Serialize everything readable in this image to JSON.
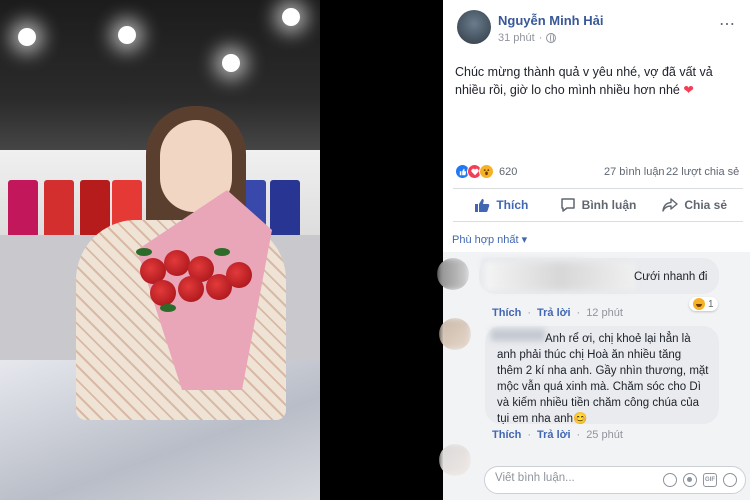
{
  "post": {
    "author_name": "Nguyễn Minh Hải",
    "time": "31 phút",
    "privacy_icon": "globe-icon",
    "more_icon": "⋯",
    "text": "Chúc mừng thành quả v yêu nhé, vợ đã vất vả nhiều rồi, giờ lo cho mình nhiều hơn nhé",
    "text_emoji": "❤"
  },
  "reactions": {
    "icons": [
      "like-icon",
      "love-icon",
      "wow-icon"
    ],
    "count": "620",
    "comments": "27 bình luận",
    "shares": "22 lượt chia sẻ"
  },
  "actions": {
    "like": "Thích",
    "comment": "Bình luận",
    "share": "Chia sẻ"
  },
  "comments": {
    "sort_label": "Phù hợp nhất ▾",
    "items": [
      {
        "text": "Cưới nhanh đi",
        "like": "Thích",
        "reply": "Trả lời",
        "time": "12 phút",
        "reaction_count": "1"
      },
      {
        "text": "Anh rể ơi, chị khoẻ lại hẳn là anh phải thúc chị Hoà ăn nhiều tăng thêm 2 kí nha anh. Gầy nhìn thương, mặt mộc vẫn quá xinh mà. Chăm sóc cho Dì và kiếm nhiều tiền chăm công chúa của tụi em nha anh😊",
        "like": "Thích",
        "reply": "Trả lời",
        "time": "25 phút"
      }
    ],
    "input_placeholder": "Viết bình luận...",
    "input_icons": [
      "emoji-icon",
      "camera-icon",
      "gif-icon",
      "sticker-icon"
    ],
    "gif_label": "GIF"
  },
  "colors": {
    "link": "#385898",
    "action_blue": "#4267b2",
    "meta_gray": "#90949c",
    "heart": "#f33e58"
  }
}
..........
Objective:
Transcribe the entries above verbatim, omitting their pictures.

Worked answer:
Serialize everything readable in this image to JSON.
{
  "post": {
    "author_name": "Nguyễn Minh Hải",
    "time": "31 phút",
    "privacy_icon": "globe-icon",
    "more_icon": "⋯",
    "text": "Chúc mừng thành quả v yêu nhé, vợ đã vất vả nhiều rồi, giờ lo cho mình nhiều hơn nhé",
    "text_emoji": "❤"
  },
  "reactions": {
    "icons": [
      "like-icon",
      "love-icon",
      "wow-icon"
    ],
    "count": "620",
    "comments": "27 bình luận",
    "shares": "22 lượt chia sẻ"
  },
  "actions": {
    "like": "Thích",
    "comment": "Bình luận",
    "share": "Chia sẻ"
  },
  "comments": {
    "sort_label": "Phù hợp nhất ▾",
    "items": [
      {
        "text": "Cưới nhanh đi",
        "like": "Thích",
        "reply": "Trả lời",
        "time": "12 phút",
        "reaction_count": "1"
      },
      {
        "text": "Anh rể ơi, chị khoẻ lại hẳn là anh phải thúc chị Hoà ăn nhiều tăng thêm 2 kí nha anh. Gầy nhìn thương, mặt mộc vẫn quá xinh mà. Chăm sóc cho Dì và kiếm nhiều tiền chăm công chúa của tụi em nha anh😊",
        "like": "Thích",
        "reply": "Trả lời",
        "time": "25 phút"
      }
    ],
    "input_placeholder": "Viết bình luận...",
    "input_icons": [
      "emoji-icon",
      "camera-icon",
      "gif-icon",
      "sticker-icon"
    ],
    "gif_label": "GIF"
  },
  "colors": {
    "link": "#385898",
    "action_blue": "#4267b2",
    "meta_gray": "#90949c",
    "heart": "#f33e58"
  }
}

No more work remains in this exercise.